(Data excerpts)
______

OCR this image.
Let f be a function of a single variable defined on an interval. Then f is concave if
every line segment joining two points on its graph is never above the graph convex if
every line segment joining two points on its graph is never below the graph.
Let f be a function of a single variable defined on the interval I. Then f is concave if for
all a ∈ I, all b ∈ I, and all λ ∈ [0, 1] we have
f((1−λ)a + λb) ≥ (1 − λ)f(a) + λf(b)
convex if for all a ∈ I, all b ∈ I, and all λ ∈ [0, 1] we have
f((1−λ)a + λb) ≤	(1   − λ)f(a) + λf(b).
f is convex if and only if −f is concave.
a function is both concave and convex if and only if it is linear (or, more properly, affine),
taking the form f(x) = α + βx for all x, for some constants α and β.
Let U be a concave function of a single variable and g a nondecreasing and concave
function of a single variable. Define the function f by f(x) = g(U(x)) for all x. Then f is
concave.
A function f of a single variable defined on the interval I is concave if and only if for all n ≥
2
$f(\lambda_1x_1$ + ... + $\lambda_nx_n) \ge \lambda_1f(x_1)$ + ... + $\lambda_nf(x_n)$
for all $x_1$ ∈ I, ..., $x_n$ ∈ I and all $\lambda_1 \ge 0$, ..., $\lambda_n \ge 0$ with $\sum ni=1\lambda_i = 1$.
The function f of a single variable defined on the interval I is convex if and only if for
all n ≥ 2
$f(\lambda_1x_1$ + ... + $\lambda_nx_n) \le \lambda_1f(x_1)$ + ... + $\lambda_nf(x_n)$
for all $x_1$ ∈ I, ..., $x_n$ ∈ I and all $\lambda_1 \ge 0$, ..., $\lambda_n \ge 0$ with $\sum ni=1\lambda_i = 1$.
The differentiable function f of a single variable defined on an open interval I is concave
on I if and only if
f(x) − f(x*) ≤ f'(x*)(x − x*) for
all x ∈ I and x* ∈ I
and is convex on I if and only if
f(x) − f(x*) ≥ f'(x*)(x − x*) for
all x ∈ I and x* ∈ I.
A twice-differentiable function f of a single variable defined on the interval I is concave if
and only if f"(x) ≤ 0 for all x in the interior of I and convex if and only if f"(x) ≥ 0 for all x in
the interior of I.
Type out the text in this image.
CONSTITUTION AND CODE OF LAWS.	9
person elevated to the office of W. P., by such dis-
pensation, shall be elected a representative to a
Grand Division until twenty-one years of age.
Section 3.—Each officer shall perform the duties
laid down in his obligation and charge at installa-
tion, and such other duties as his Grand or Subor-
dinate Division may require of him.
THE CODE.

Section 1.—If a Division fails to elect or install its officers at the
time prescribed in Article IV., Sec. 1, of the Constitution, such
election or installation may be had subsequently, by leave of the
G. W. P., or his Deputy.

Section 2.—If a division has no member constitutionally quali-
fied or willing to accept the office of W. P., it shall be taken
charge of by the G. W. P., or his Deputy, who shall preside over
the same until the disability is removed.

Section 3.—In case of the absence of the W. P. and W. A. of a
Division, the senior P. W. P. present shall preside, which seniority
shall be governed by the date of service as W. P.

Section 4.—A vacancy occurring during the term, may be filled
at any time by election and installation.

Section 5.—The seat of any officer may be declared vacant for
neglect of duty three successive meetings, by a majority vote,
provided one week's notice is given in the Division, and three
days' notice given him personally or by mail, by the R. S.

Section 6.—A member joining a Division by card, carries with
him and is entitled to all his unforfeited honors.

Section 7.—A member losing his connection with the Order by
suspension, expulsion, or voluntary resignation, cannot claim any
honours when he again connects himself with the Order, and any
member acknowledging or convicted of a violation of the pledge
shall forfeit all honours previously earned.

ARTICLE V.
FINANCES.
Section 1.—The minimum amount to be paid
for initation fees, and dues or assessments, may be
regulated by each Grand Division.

______

## Description of the task
Look through the listing and extract every line with "this" in it.

## Full response
OCR this image.
Type out the text in this image.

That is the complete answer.